Document layout analysis data
*** Block opens ***
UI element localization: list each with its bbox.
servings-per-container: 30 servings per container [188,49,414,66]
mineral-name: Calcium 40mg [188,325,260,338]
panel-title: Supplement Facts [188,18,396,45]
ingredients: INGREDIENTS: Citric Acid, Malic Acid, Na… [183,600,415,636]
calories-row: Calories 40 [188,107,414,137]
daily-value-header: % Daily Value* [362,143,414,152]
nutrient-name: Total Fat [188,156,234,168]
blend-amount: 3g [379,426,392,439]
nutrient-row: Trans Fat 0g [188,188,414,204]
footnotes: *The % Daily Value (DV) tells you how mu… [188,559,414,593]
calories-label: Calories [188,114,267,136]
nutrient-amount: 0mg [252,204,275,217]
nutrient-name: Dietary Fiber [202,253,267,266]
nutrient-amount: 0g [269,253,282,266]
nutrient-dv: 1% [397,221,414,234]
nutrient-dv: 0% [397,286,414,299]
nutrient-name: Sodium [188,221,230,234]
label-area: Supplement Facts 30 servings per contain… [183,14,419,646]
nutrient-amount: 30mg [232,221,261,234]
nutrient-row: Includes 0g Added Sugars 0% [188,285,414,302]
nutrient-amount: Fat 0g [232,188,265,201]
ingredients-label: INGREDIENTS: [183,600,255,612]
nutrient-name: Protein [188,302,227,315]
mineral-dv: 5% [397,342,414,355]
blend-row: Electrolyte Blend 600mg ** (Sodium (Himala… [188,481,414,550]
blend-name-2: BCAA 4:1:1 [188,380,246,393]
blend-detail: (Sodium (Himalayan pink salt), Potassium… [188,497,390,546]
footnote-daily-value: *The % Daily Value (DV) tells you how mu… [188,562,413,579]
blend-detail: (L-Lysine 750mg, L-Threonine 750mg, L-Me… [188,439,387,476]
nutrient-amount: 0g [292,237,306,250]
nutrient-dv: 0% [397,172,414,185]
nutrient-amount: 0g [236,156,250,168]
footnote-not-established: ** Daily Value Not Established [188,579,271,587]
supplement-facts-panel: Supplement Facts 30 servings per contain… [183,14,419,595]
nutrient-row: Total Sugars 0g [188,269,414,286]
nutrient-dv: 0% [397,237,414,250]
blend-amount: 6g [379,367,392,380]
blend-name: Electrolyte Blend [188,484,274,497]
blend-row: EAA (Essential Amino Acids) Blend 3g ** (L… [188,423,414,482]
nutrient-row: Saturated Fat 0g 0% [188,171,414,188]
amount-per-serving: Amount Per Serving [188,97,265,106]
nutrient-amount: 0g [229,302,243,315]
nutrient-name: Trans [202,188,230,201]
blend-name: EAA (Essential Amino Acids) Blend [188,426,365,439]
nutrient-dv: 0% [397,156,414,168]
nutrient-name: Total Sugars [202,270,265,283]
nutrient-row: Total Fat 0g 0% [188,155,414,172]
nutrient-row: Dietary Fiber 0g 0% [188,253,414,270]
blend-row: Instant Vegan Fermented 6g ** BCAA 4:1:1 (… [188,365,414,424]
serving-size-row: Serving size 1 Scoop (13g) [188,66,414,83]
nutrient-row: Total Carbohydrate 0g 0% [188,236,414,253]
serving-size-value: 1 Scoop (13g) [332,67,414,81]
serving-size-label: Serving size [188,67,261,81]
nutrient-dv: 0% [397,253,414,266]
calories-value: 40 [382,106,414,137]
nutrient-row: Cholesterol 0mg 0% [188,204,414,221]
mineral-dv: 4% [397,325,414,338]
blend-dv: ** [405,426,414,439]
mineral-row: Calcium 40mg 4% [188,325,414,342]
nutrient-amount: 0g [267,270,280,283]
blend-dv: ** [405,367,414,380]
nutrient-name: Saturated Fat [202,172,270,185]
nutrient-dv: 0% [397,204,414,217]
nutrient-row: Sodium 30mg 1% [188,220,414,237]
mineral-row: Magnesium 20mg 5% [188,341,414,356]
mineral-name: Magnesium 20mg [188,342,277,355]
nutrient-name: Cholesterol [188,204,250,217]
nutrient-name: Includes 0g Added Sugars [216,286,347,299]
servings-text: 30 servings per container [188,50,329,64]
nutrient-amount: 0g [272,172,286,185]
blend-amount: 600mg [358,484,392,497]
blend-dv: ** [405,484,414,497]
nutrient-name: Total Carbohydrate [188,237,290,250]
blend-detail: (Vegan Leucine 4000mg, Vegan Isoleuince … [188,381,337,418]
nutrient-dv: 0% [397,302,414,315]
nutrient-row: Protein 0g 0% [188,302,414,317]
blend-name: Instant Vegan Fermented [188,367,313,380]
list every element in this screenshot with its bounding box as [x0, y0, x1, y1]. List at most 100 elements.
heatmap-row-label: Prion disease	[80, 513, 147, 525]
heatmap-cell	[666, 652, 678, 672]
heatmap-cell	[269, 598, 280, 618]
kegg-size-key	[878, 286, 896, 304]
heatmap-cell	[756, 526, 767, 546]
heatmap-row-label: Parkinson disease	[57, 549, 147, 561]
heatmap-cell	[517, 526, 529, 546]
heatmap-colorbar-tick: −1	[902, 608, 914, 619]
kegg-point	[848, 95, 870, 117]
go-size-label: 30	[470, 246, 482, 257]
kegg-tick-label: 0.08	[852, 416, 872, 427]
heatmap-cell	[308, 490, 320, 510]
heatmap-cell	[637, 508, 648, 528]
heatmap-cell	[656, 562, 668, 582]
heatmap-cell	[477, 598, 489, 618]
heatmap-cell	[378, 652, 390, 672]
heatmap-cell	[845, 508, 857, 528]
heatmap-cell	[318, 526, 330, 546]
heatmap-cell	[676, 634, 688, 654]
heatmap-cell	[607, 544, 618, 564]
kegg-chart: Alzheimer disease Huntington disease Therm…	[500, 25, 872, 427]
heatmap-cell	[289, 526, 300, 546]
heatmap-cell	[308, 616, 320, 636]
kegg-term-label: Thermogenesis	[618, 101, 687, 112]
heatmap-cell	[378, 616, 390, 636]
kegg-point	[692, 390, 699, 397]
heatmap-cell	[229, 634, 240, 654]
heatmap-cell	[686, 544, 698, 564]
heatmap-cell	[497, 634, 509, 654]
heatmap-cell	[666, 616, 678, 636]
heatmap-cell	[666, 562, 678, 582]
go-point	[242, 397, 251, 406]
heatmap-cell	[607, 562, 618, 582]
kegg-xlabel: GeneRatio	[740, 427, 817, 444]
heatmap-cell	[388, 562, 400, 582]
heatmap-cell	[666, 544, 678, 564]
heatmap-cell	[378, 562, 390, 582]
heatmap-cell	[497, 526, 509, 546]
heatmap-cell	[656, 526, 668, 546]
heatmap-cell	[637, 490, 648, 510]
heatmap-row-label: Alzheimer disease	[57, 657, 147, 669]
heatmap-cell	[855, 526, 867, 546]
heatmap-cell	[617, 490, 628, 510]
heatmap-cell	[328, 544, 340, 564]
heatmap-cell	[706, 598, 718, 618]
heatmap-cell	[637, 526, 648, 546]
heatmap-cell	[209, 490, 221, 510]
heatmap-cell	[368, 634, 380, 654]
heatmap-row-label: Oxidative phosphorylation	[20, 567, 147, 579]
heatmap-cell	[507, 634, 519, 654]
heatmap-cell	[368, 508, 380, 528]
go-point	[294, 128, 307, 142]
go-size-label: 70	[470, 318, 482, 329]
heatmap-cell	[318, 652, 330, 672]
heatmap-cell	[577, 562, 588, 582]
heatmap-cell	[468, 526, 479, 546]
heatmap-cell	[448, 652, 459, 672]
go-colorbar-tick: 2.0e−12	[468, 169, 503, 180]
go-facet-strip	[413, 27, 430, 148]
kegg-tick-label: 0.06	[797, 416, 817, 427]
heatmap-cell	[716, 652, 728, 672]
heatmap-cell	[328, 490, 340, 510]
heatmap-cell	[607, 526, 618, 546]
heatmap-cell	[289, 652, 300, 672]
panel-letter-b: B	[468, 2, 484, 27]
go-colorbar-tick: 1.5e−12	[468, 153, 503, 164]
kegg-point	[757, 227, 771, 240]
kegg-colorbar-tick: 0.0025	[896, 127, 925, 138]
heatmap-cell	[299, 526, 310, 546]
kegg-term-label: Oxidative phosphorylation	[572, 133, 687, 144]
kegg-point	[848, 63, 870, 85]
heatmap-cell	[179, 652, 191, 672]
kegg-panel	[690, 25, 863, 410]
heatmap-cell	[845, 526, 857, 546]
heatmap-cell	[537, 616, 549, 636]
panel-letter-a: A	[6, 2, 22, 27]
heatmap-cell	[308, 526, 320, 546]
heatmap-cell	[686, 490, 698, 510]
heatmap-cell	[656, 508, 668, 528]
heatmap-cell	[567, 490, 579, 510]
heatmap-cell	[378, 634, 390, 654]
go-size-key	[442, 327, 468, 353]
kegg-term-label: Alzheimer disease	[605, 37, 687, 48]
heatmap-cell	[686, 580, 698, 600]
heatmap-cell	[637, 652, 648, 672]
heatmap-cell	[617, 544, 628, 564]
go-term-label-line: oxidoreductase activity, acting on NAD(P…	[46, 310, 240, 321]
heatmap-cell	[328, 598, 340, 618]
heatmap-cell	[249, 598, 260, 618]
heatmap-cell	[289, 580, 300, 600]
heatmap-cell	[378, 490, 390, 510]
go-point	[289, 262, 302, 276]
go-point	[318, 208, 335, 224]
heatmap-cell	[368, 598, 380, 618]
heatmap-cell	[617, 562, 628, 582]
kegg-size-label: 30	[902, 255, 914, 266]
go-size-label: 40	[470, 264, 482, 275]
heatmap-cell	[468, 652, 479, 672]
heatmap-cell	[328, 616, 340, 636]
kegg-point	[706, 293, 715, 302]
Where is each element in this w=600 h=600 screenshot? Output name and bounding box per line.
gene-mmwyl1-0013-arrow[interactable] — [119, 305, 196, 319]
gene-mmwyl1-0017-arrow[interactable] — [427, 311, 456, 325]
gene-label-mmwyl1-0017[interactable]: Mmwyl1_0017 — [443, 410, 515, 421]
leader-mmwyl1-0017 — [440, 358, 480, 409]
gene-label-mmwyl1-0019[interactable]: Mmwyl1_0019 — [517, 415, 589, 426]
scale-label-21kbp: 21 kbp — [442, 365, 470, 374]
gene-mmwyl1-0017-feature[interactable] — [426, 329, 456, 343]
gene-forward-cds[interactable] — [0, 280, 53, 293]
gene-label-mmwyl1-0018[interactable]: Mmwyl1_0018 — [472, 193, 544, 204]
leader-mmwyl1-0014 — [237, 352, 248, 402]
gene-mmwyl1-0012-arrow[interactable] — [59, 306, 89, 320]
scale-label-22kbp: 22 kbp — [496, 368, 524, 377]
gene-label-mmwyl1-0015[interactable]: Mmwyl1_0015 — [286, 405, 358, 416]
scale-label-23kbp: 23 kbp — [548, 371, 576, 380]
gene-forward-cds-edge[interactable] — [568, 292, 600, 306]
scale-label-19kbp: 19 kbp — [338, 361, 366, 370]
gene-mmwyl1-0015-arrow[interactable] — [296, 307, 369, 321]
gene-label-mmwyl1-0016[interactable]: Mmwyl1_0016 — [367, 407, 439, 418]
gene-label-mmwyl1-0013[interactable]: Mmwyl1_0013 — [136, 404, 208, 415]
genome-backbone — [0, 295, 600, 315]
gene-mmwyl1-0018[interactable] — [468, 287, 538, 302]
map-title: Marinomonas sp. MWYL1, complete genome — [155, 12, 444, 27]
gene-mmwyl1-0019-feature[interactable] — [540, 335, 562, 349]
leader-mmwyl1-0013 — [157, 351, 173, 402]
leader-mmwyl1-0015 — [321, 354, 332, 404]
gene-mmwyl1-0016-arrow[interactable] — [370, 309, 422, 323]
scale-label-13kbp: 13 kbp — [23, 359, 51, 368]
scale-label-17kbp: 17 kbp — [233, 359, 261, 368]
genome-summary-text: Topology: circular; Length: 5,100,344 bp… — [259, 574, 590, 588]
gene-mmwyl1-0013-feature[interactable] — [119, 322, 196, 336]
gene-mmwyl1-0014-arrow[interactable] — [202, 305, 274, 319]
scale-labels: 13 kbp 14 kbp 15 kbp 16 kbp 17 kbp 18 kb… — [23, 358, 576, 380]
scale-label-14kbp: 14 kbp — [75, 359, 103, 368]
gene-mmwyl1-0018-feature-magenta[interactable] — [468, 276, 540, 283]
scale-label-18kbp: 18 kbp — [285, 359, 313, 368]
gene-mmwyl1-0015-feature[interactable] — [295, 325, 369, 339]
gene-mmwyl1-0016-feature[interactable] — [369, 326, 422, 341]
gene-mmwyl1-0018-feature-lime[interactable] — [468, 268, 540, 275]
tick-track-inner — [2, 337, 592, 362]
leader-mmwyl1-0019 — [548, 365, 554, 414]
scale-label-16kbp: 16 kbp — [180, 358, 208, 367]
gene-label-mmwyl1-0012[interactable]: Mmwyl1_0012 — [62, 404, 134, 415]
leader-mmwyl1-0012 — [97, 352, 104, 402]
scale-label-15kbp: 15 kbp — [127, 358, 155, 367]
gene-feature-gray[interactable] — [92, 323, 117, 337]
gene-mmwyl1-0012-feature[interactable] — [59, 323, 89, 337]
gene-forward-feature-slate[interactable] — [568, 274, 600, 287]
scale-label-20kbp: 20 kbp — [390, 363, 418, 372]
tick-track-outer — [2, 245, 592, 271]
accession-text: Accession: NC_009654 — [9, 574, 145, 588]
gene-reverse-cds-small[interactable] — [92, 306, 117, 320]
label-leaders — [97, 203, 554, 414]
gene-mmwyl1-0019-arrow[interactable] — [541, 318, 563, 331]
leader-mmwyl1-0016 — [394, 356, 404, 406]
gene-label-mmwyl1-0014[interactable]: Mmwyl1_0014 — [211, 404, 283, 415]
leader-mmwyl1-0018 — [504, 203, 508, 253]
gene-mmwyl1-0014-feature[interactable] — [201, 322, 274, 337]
*** Block closes ***
Give the number of lines above that contain "tick", and nothing more.

8